THE EXERCISE: Pull every line containing "color" out of the material below.
_____
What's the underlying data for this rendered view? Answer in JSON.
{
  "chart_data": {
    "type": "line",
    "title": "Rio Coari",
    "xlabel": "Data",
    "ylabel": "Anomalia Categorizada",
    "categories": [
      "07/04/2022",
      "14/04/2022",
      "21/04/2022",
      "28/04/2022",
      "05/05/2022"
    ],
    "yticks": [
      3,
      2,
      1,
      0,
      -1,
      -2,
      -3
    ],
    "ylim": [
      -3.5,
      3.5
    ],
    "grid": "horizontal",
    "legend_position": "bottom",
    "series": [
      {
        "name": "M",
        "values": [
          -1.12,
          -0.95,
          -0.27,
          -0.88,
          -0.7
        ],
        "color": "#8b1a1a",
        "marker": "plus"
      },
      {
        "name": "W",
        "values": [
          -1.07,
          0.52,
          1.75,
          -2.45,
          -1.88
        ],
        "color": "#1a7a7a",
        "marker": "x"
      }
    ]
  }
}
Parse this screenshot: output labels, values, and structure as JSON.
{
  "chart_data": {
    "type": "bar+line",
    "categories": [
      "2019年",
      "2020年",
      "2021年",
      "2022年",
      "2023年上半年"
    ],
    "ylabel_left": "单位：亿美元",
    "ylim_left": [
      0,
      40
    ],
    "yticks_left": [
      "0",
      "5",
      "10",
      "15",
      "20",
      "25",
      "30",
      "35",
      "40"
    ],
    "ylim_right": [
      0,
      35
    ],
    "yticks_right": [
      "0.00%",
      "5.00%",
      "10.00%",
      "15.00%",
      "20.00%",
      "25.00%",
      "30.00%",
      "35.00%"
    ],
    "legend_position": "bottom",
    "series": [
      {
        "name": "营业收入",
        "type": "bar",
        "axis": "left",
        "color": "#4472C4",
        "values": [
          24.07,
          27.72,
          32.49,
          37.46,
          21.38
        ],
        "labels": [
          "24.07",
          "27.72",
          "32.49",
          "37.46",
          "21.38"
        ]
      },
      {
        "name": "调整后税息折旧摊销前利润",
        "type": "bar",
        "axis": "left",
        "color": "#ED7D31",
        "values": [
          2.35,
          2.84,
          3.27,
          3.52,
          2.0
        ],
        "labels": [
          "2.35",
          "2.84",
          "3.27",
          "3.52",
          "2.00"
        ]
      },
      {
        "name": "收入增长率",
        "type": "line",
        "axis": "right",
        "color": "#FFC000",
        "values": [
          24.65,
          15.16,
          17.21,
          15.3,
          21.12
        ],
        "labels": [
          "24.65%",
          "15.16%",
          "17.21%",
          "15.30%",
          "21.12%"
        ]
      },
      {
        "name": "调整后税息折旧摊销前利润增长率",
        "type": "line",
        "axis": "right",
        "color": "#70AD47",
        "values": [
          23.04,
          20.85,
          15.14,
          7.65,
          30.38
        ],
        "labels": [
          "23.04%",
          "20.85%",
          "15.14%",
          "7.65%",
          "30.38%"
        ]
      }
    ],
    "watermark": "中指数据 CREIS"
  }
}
_____
RESPONSE TO THIS TASK:
        "color": "#8b1a1a",
        "color": "#1a7a7a",
        "color": "#4472C4",
        "color": "#ED7D31",
        "color": "#FFC000",
        "color": "#70AD47",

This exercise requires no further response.